The request:
Gather every line of the entries that includes the word "emails".

::::::::

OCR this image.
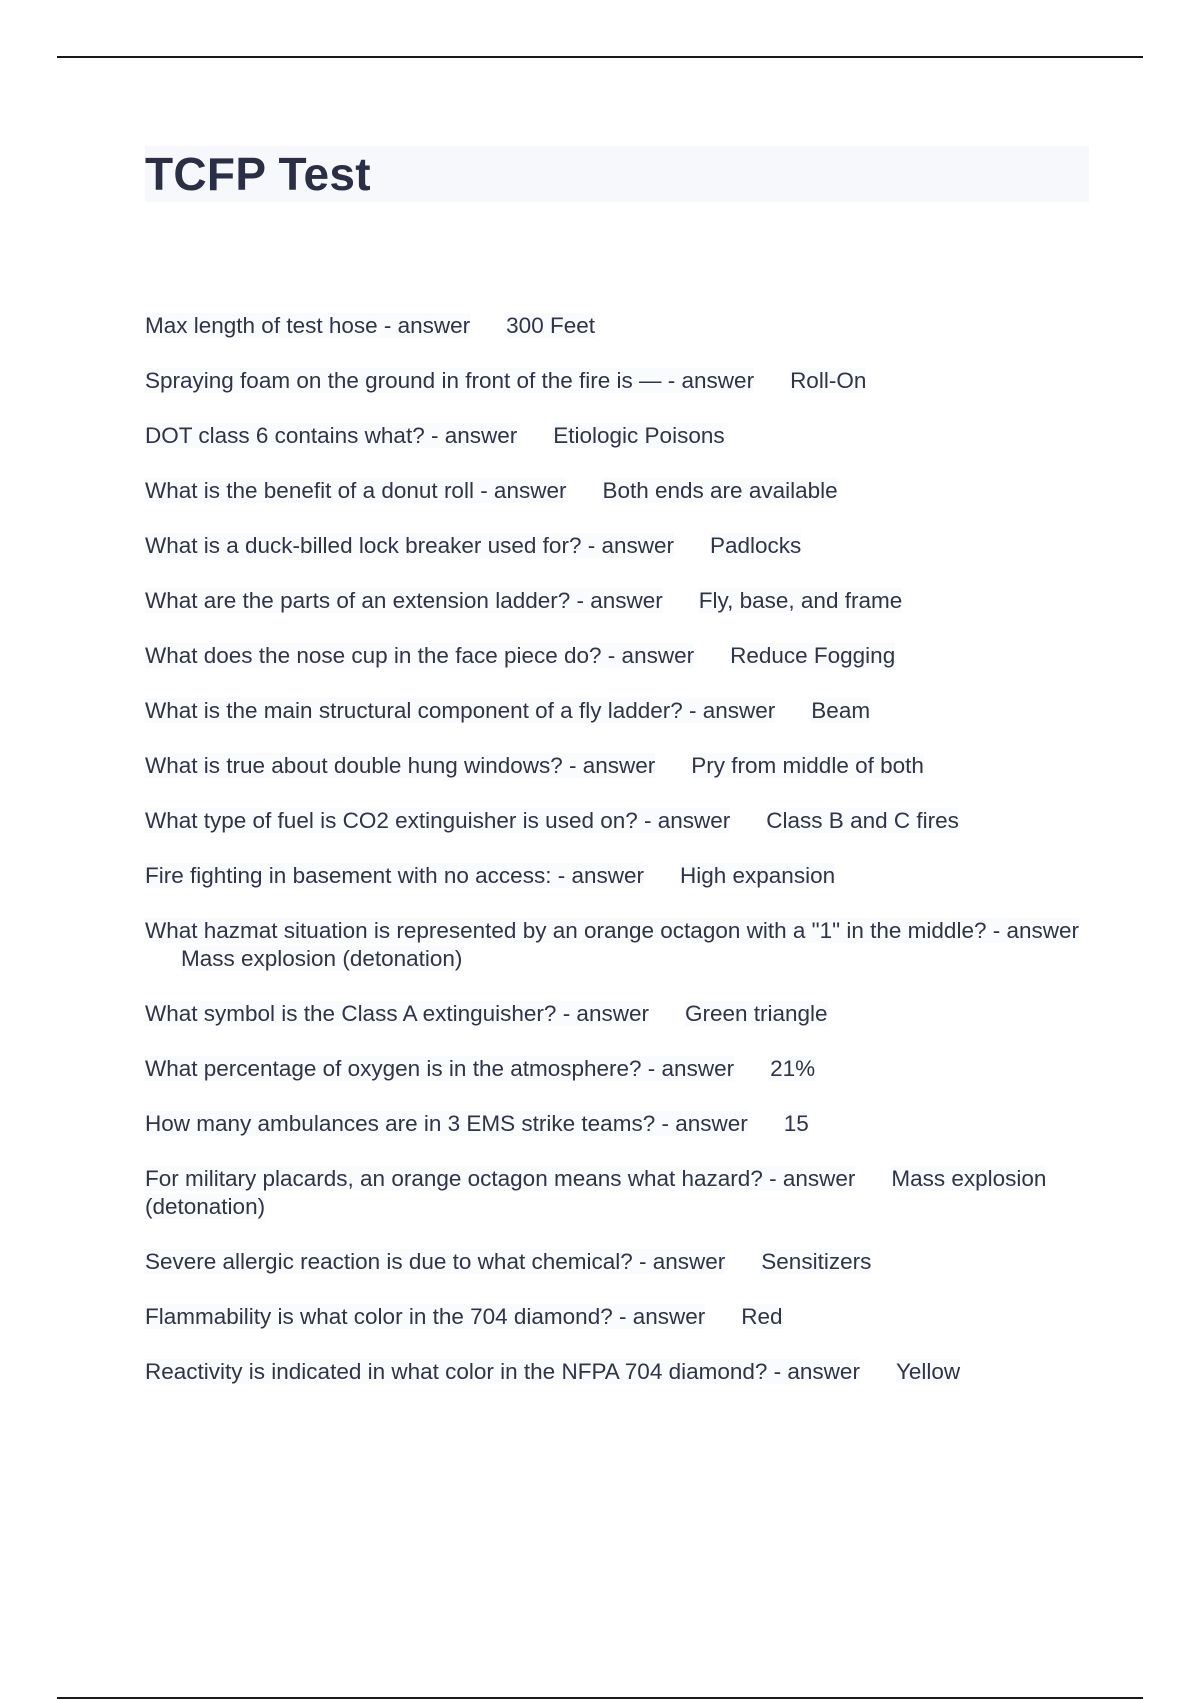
TCFP Test
Max length of test hose - answer 300 Feet
Spraying foam on the ground in front of the fire is — - answer Roll-On
DOT class 6 contains what? - answer Etiologic Poisons
What is the benefit of a donut roll - answer Both ends are available
What is a duck-billed lock breaker used for? - answer Padlocks
What are the parts of an extension ladder? - answer Fly, base, and frame
What does the nose cup in the face piece do? - answer Reduce Fogging
What is the main structural component of a fly ladder? - answer Beam
What is true about double hung windows? - answer Pry from middle of both
What type of fuel is CO2 extinguisher is used on? - answer Class B and C fires
Fire fighting in basement with no access: - answer High expansion
What hazmat situation is represented by an orange octagon with a "1" in the middle? - answerMass explosion (detonation)
What symbol is the Class A extinguisher? - answer Green triangle
What percentage of oxygen is in the atmosphere? - answer 21%
How many ambulances are in 3 EMS strike teams? - answer 15
For military placards, an orange octagon means what hazard? - answer Mass explosion (detonation)
Severe allergic reaction is due to what chemical? - answer Sensitizers
Flammability is what color in the 704 diamond? - answer Red
Reactivity is indicated in what color in the NFPA 704 diamond? - answer Yellow
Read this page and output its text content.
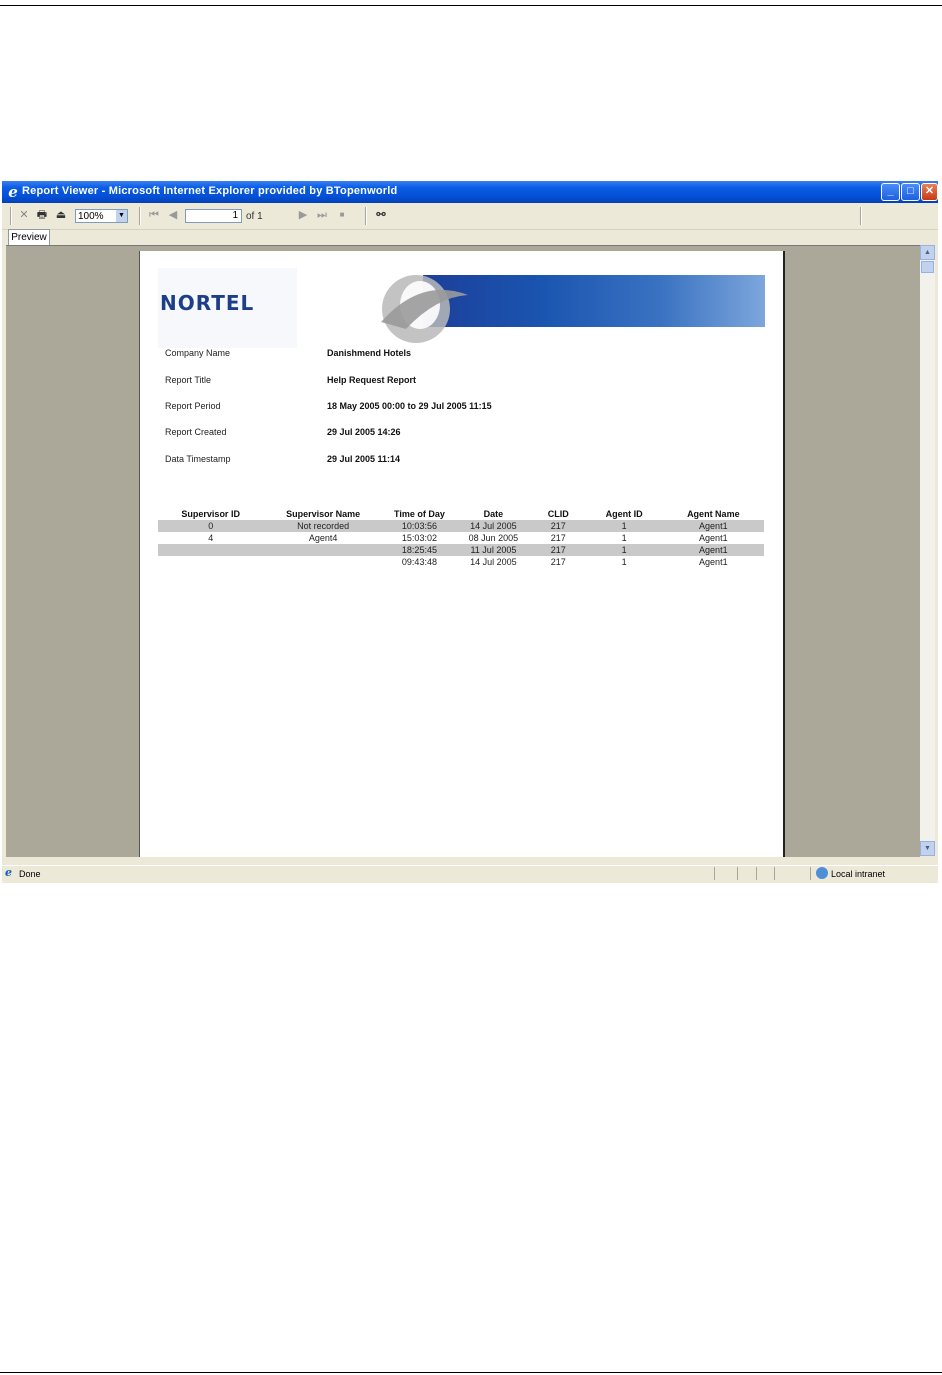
e Report Viewer - Microsoft Internet Explorer provided by BTopenworld	_	□	✕
✕ 🖶 ⏏	100% ▼ ⏮ ◀	1 of 1	▶ ⏭	■	⚯
Preview
NORTEL
Company Name	Danishmend Hotels
Report Title	Help Request Report
Report Period	18 May 2005 00:00 to 29 Jul 2005 11:15
Report Created	29 Jul 2005 14:26
Data Timestamp	29 Jul 2005 11:14
Supervisor ID	Supervisor Name	Time of Day	Date	CLID	Agent ID	Agent Name
0	Not recorded	10:03:56	14 Jul 2005	217	1	Agent1
4	Agent4	15:03:02	08 Jun 2005	217	1	Agent1
		18:25:45	11 Jul 2005	217	1	Agent1
		09:43:48	14 Jul 2005	217	1	Agent1
▲
▼
e Done	Local intranet
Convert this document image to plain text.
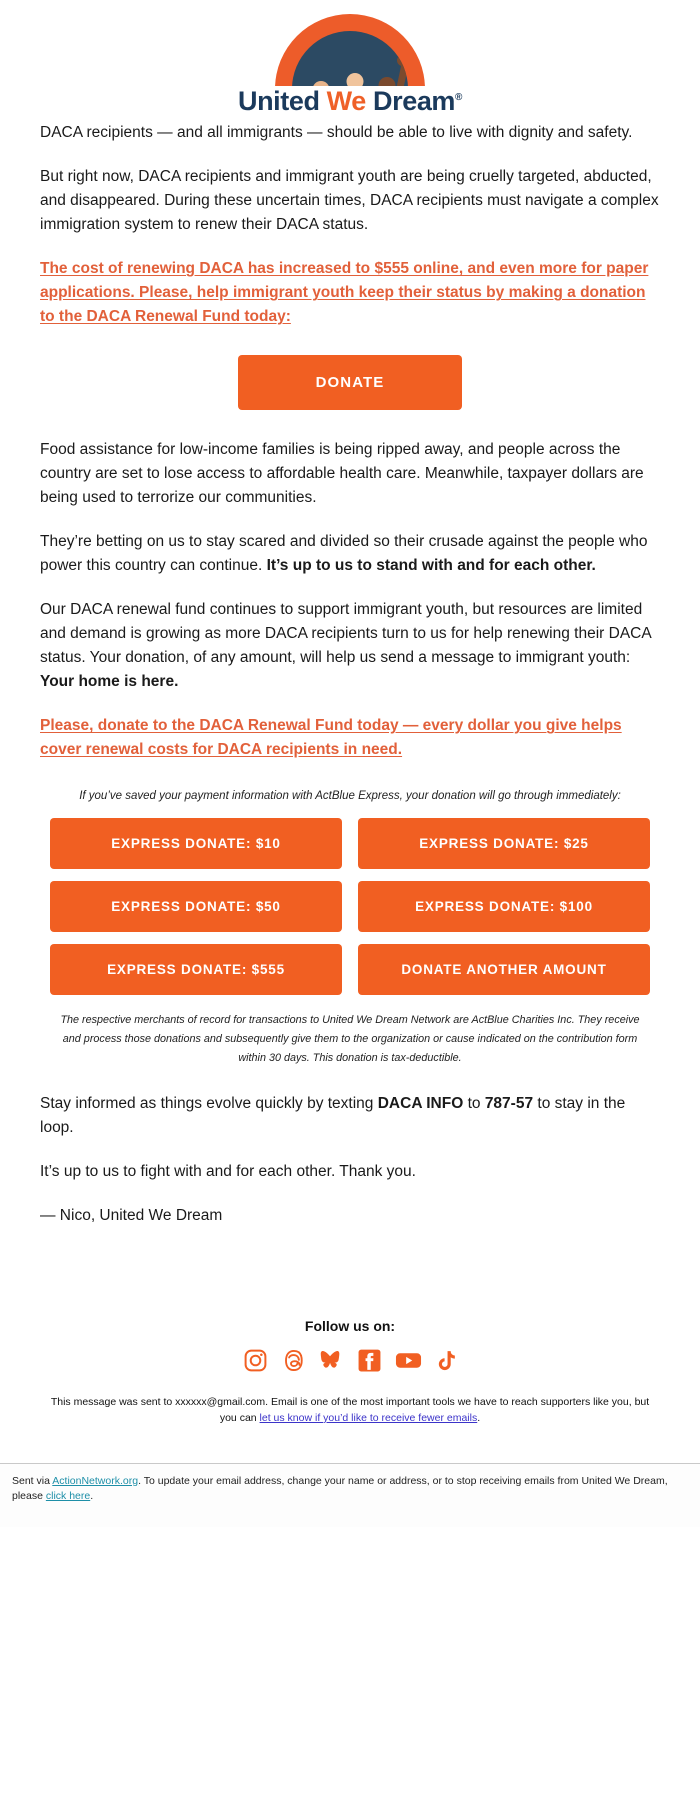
United We Dream®

DACA recipients — and all immigrants — should be able to live with dignity and safety.

But right now, DACA recipients and immigrant youth are being cruelly targeted, abducted, and disappeared. During these uncertain times, DACA recipients must navigate a complex immigration system to renew their DACA status.

The cost of renewing DACA has increased to $555 online, and even more for paper applications. Please, help immigrant youth keep their status by making a donation to the DACA Renewal Fund today:

DONATE

Food assistance for low-income families is being ripped away, and people across the country are set to lose access to affordable health care. Meanwhile, taxpayer dollars are being used to terrorize our communities.

They’re betting on us to stay scared and divided so their crusade against the people who power this country can continue. It’s up to us to stand with and for each other.

Our DACA renewal fund continues to support immigrant youth, but resources are limited and demand is growing as more DACA recipients turn to us for help renewing their DACA status. Your donation, of any amount, will help us send a message to immigrant youth: Your home is here.

Please, donate to the DACA Renewal Fund today — every dollar you give helps cover renewal costs for DACA recipients in need.

If you’ve saved your payment information with ActBlue Express, your donation will go through immediately:
EXPRESS DONATE: $10	EXPRESS DONATE: $25
EXPRESS DONATE: $50	EXPRESS DONATE: $100
EXPRESS DONATE: $555	DONATE ANOTHER AMOUNT
The respective merchants of record for transactions to United We Dream Network are ActBlue Charities Inc. They receive and process those donations and subsequently give them to the organization or cause indicated on the contribution form within 30 days. This donation is tax-deductible.

Stay informed as things evolve quickly by texting DACA INFO to 787-57 to stay in the loop.

It’s up to us to fight with and for each other. Thank you.

— Nico, United We Dream

Follow us on:
This message was sent to xxxxxx@gmail.com. Email is one of the most important tools we have to reach supporters like you, but you can let us know if you’d like to receive fewer emails.
Sent via ActionNetwork.org. To update your email address, change your name or address, or to stop receiving emails from United We Dream, please click here.
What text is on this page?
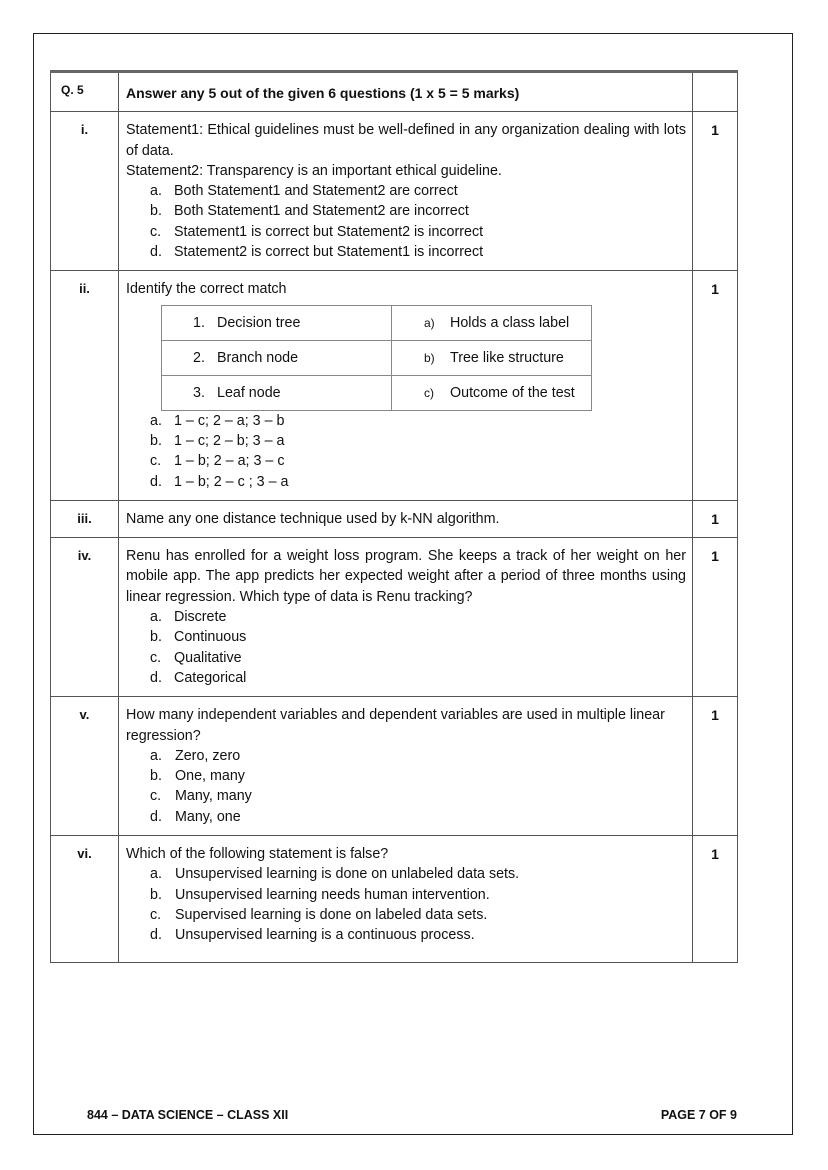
Q. 5	Answer any 5 out of the given 6 questions (1 x 5 = 5 marks)	
i.	Statement1: Ethical guidelines must be well-defined in any organization dealing with lots of data.
Statement2: Transparency is an important ethical guideline.
a. Both Statement1 and Statement2 are correct
b. Both Statement1 and Statement2 are incorrect
c. Statement1 is correct but Statement2 is incorrect
d. Statement2 is correct but Statement1 is incorrect
	1
ii.	Identify the correct match
1. Decision tree	a) Holds a class label
2. Branch node	b) Tree like structure
3. Leaf node	c) Outcome of the test
a. 1 – c; 2 – a; 3 – b
b. 1 – c; 2 – b; 3 – a
c. 1 – b; 2 – a; 3 – c
d. 1 – b; 2 – c ; 3 – a
	1
iii.	Name any one distance technique used by k-NN algorithm.	1
iv.	Renu has enrolled for a weight loss program. She keeps a track of her weight on her mobile app. The app predicts her expected weight after a period of three months using linear regression. Which type of data is Renu tracking?
a. Discrete
b. Continuous
c. Qualitative
d. Categorical
	1
v.	How many independent variables and dependent variables are used in multiple linear regression?
a. Zero, zero
b. One, many
c. Many, many
d. Many, one
	1
vi.	Which of the following statement is false?
a. Unsupervised learning is done on unlabeled data sets.
b. Unsupervised learning needs human intervention.
c. Supervised learning is done on labeled data sets.
d. Unsupervised learning is a continuous process.
	1
844 – DATA SCIENCE – CLASS XII	PAGE 7 OF 9
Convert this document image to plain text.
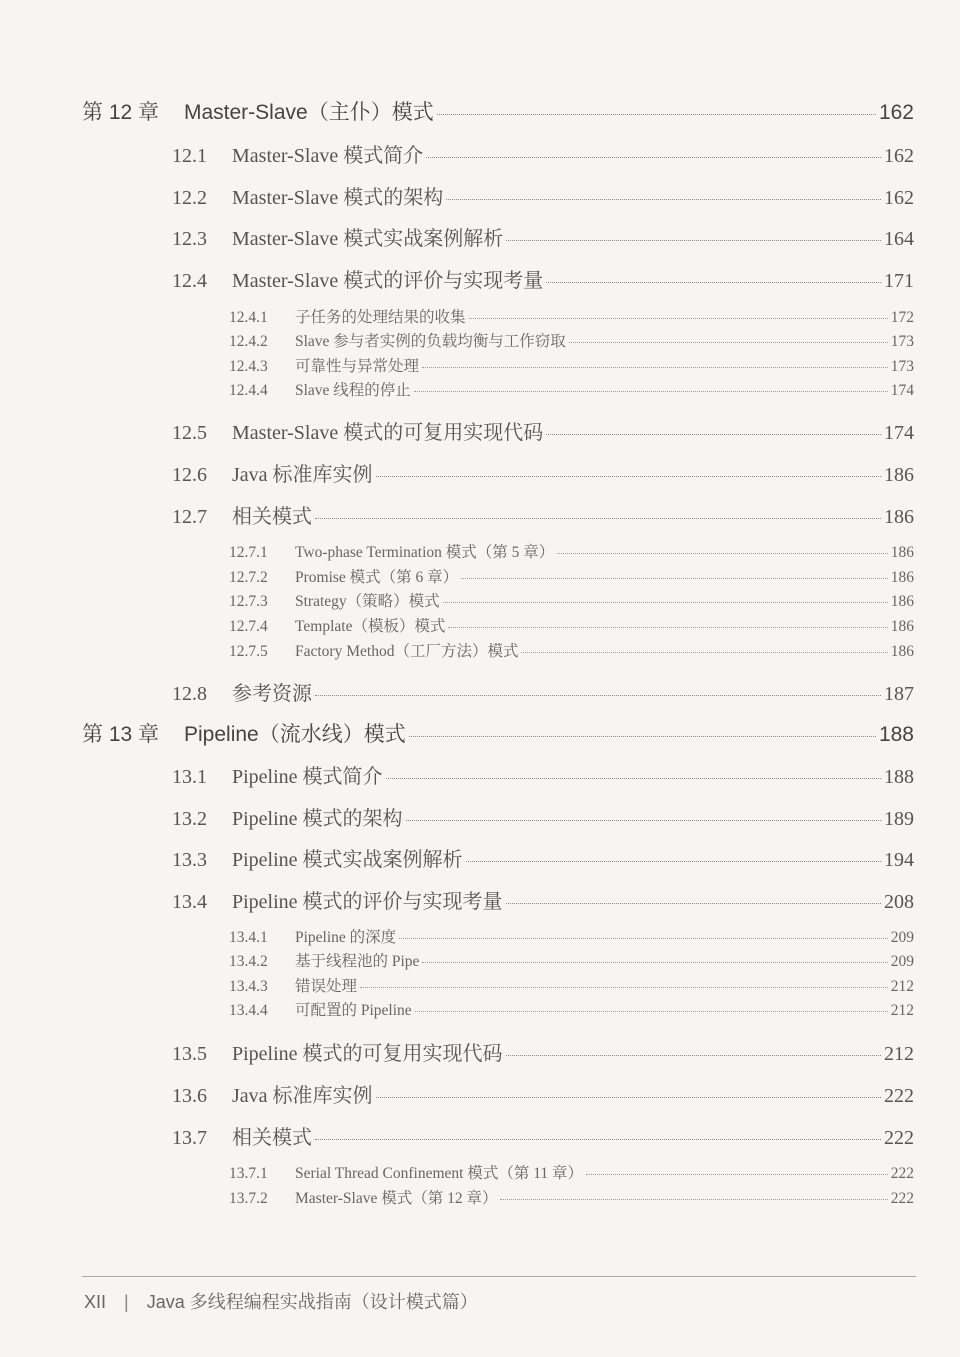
第 12 章	Master-Slave（主仆）模式	162
12.1	Master-Slave 模式简介	162
12.2	Master-Slave 模式的架构	162
12.3	Master-Slave 模式实战案例解析	164
12.4	Master-Slave 模式的评价与实现考量	171
12.4.1	子任务的处理结果的收集	172
12.4.2	Slave 参与者实例的负载均衡与工作窃取	173
12.4.3	可靠性与异常处理	173
12.4.4	Slave 线程的停止	174
12.5	Master-Slave 模式的可复用实现代码	174
12.6	Java 标准库实例	186
12.7	相关模式	186
12.7.1	Two-phase Termination 模式（第 5 章）	186
12.7.2	Promise 模式（第 6 章）	186
12.7.3	Strategy（策略）模式	186
12.7.4	Template（模板）模式	186
12.7.5	Factory Method（工厂方法）模式	186
12.8	参考资源	187
第 13 章	Pipeline（流水线）模式	188
13.1	Pipeline 模式简介	188
13.2	Pipeline 模式的架构	189
13.3	Pipeline 模式实战案例解析	194
13.4	Pipeline 模式的评价与实现考量	208
13.4.1	Pipeline 的深度	209
13.4.2	基于线程池的 Pipe	209
13.4.3	错误处理	212
13.4.4	可配置的 Pipeline	212
13.5	Pipeline 模式的可复用实现代码	212
13.6	Java 标准库实例	222
13.7	相关模式	222
13.7.1	Serial Thread Confinement 模式（第 11 章）	222
13.7.2	Master-Slave 模式（第 12 章）	222
XII | Java 多线程编程实战指南（设计模式篇）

::::::::

Finished answer:
This message was sent to xxxxxx@gmail.com. Email is one of the most important tools we have to reach supporters like you, but you can let us know if you’d like to receive fewer emails.
Sent via ActionNetwork.org. To update your email address, change your name or address, or to stop receiving emails from United We Dream, please click here.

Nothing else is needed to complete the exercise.